Stated task 1: In the court judgment, rewrite the part starting at "(Being an appeal" and ending at "Anne Akeyo Musanda)", with "sentence" changed to "penalty".

Provided passage:
= = = =

Mugo & another v Republic [2024] KEHC 12733 (KLR) | Narcotic Trafficking | Esheria

Mugo & another v Republic [2024] KEHC 12733 (KLR)

Full Case Text

Mugo & another v Republic (Criminal Appeal E021 of 2024) [2024] KEHC 12733 (KLR) (23 October 2024) (Judgment)

Neutral citation: [2024] KEHC 12733 (KLR)

Republic of Kenya

In the High Court at Kibera

Criminal Appeal E021 of 2024

DR Kavedza, J

October 23, 2024

Between

Joseph Macharia Mugo

1st Appellant

Anne Akeyo Musanda

2nd Appellant

and

Republic

Respondent

(Being an appeal against the original conviction and sentence delivered by Hon. C.M Njagi (PM) on 24th August 2023 at JKIA Chief Magistrate’s Court Criminal Case no. 89 of 2019 Republic v Joseph Macharia Mugo and Anne Akeyo Musanda)

Judgment

1. The appellants were charged with two counts of the offence of trafficking in narcotic drugs, contrary to section 4(a) of the Narcotic Drugs and Psychotropic Substances Control Act No. 4 of 1994. After a full trial, the appellants were convicted of the two counts charged. In count I, they were each sentenced to pay a fine of Kshs. 2,301,840 in default to serve one (1) year imprisonment, in addition to serve an imprisonment term of two (2) years. In count II, they were each sentenced to pay a fine of Kshs. 1,000,000 in default to serve 1-year imprisonment, in addition to serve an imprisonment term of one (1) year.

2. Dissatisfied with the conviction and sentence, the appellants filed an appeal on 19th March 2024. In their petition of appeal, the appellants challenged the totality of the prosecution's evidence against which they were convicted. In addition, they contended that the trial court failed to consider their defence. They urged the court to allow this appeal, quash their conviction, and set aside the sentence imposed.

3. As this is a first appeal, I am required to re-evaluate the evidence tendered in the trial court and come to an independent conclusion as to whether or not to uphold the convictions and sentences. This task must have regard to the fact that I never saw or heard the witnesses testify (see Okeno vs Republic [1973] EA 32).

4. The prosecution called eight (8) witnesses in support of their case. PW1, Corporal Mohammed Guno from the Special Services Unit in Nairobi, recalled that on 14th June 2019, he received a tip-off of illegal trading at Kinoo Area. Subsequently, he in the company of his team was led by an informant to the appellants' residence, where he found both appellants together with a child who was getting ready for school. They identified themselves as police officers and proceeded to alert the Anti Narcotics Unit (ANU) team from Nairobi at around 9:30 am.

= = = =

(Part of a data file)

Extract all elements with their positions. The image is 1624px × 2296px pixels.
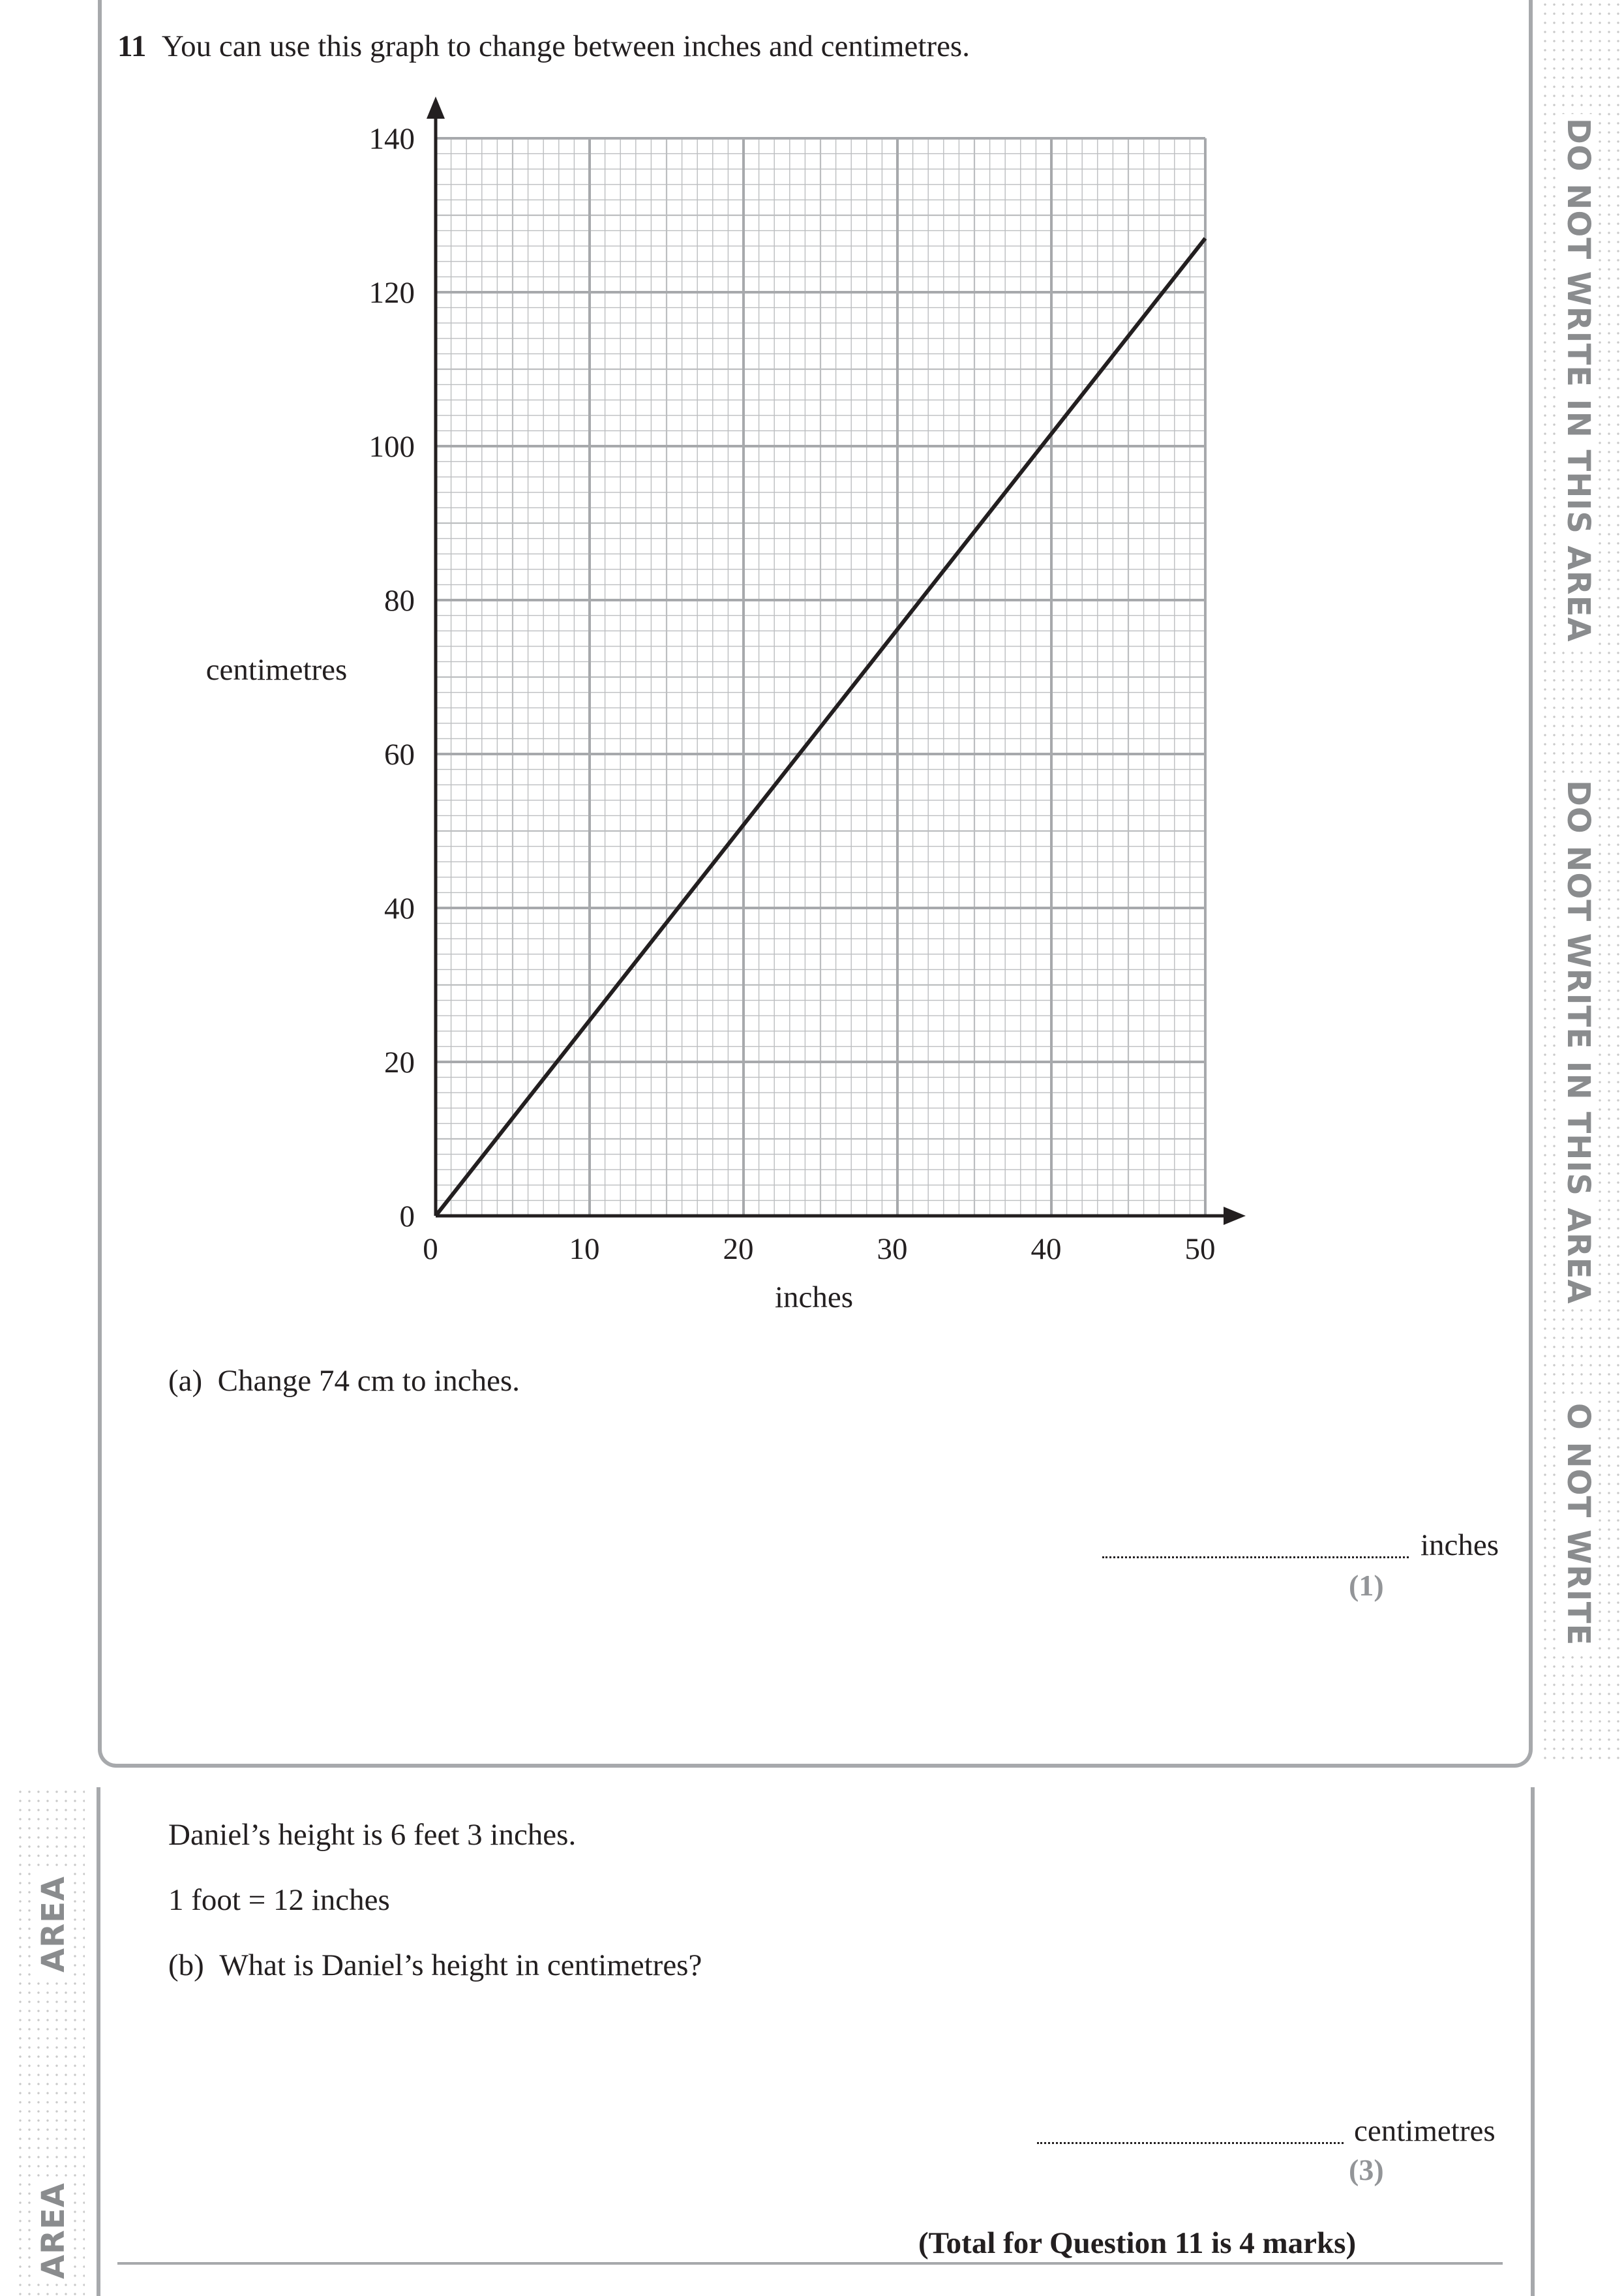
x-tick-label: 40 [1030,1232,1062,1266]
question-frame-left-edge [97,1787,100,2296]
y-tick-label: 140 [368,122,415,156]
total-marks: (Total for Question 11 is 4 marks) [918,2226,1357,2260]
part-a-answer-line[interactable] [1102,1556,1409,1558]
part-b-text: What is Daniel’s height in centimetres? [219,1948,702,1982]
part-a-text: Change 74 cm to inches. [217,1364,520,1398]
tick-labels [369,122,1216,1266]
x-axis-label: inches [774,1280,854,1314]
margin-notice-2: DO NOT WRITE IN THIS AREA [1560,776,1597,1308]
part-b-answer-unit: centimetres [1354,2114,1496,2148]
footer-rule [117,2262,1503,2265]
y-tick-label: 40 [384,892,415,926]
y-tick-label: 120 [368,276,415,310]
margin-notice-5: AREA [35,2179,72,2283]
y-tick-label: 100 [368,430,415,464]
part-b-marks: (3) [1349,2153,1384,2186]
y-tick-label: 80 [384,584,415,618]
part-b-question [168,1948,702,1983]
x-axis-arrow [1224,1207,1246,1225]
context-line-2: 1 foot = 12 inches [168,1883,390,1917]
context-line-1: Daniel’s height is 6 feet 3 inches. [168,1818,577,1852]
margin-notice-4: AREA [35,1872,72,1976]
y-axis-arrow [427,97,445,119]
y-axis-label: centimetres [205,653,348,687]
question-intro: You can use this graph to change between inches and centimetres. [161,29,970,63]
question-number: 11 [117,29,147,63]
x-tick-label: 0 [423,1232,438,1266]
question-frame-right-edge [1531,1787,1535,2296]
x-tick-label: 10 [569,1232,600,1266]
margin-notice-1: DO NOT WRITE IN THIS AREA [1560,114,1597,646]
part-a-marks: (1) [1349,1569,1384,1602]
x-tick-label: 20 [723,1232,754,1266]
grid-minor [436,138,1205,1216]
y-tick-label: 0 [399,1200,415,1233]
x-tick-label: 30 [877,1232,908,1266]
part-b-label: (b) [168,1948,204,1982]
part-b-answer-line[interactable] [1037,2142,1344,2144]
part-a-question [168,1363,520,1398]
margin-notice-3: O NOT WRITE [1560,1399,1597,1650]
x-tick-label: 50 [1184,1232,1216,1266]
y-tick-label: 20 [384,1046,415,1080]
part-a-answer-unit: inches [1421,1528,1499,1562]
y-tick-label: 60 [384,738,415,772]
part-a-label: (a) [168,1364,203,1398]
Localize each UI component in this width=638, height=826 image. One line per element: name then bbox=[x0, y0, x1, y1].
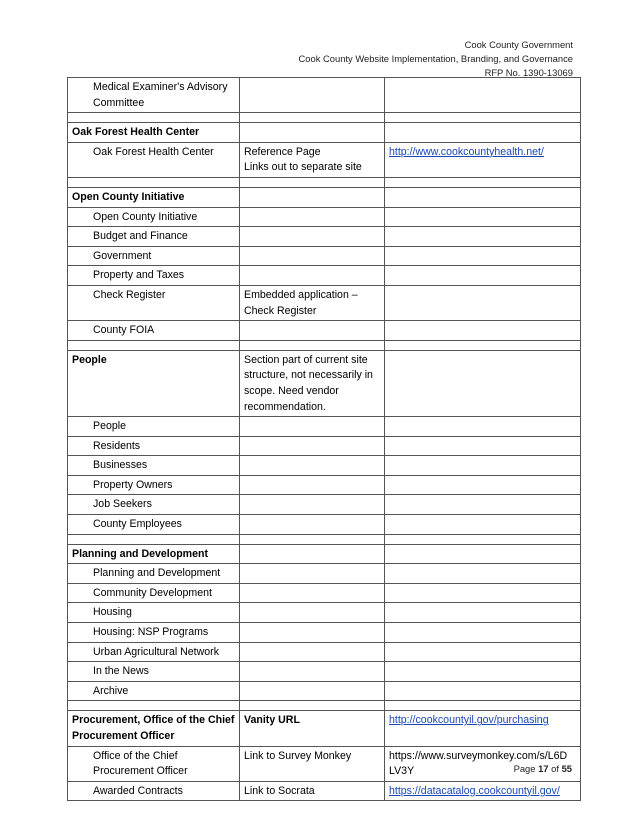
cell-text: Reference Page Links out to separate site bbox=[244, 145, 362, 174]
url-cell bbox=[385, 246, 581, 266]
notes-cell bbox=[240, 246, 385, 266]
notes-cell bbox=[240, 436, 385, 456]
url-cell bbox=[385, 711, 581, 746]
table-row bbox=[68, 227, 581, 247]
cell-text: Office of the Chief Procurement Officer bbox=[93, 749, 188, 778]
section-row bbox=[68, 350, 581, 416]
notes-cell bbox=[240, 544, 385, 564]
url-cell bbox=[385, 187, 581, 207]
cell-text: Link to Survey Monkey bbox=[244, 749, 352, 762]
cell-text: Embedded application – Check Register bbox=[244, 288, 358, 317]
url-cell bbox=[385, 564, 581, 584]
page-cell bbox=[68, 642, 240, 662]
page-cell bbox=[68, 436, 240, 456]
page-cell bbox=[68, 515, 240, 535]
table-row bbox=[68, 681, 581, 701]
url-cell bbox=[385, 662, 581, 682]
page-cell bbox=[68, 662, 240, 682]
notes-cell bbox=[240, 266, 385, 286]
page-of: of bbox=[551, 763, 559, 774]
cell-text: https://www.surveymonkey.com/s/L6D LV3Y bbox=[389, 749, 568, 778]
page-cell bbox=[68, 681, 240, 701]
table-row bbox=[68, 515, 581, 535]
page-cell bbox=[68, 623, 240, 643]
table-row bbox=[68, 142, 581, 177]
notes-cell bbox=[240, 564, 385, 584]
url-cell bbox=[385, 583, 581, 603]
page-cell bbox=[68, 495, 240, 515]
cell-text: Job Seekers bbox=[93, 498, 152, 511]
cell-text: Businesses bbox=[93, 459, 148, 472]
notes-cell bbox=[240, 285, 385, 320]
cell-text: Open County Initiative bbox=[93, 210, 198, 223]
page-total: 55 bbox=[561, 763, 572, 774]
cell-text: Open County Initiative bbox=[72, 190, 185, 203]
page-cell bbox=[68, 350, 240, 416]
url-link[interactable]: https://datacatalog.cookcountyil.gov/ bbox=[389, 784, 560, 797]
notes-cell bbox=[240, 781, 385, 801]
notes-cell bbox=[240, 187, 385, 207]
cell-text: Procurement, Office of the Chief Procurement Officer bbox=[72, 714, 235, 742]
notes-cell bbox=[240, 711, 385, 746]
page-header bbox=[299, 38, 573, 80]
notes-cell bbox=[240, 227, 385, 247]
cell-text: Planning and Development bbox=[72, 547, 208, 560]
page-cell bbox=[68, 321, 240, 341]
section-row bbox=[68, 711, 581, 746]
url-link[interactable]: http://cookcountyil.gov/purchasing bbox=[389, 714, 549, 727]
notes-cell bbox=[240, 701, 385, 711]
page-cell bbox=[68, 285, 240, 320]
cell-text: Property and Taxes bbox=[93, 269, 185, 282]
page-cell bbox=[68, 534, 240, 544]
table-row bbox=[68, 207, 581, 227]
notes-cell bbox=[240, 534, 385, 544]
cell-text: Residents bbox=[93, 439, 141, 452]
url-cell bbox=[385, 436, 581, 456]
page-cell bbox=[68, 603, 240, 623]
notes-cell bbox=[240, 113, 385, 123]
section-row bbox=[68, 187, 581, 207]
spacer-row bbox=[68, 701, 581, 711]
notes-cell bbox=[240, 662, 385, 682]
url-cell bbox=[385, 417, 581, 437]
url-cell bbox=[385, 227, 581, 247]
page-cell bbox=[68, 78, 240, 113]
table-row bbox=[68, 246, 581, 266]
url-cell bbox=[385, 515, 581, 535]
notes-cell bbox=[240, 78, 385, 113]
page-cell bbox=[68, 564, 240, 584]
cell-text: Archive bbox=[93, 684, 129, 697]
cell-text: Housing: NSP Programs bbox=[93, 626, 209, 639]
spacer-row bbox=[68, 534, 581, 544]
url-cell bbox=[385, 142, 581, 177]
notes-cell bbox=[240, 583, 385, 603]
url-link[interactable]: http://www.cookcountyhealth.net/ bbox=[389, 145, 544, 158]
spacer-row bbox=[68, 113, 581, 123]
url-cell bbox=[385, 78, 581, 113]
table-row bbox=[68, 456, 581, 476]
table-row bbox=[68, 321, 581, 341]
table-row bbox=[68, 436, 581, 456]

= = = =

Stated task 2: Arrange the lines of the records as a numbered list, starting at the line containing "x-tick-label: 40 [1030,1232,1062,1266]" and ending at the line containing "part-a-answer-line[interactable] [1102,1556,1409,1558]". Leave out blank lines.

Problem solution 1:
(Being an appeal against the original conviction and penalty delivered by Hon. C.M Njagi (PM) on 24th August 2023 at JKIA Chief Magistrate’s Court Criminal Case no. 89 of 2019 Republic v Joseph Macharia Mugo and Anne Akeyo Musanda)

Problem solution 2:
1. x-tick-label: 40 [1030,1232,1062,1266]
2. question-frame-left-edge [97,1787,100,2296]
3. y-tick-label: 140 [368,122,415,156]
4. total-marks: (Total for Question 11 is 4 marks) [918,2226,1357,2260]
5. part-a-answer-line[interactable] [1102,1556,1409,1558]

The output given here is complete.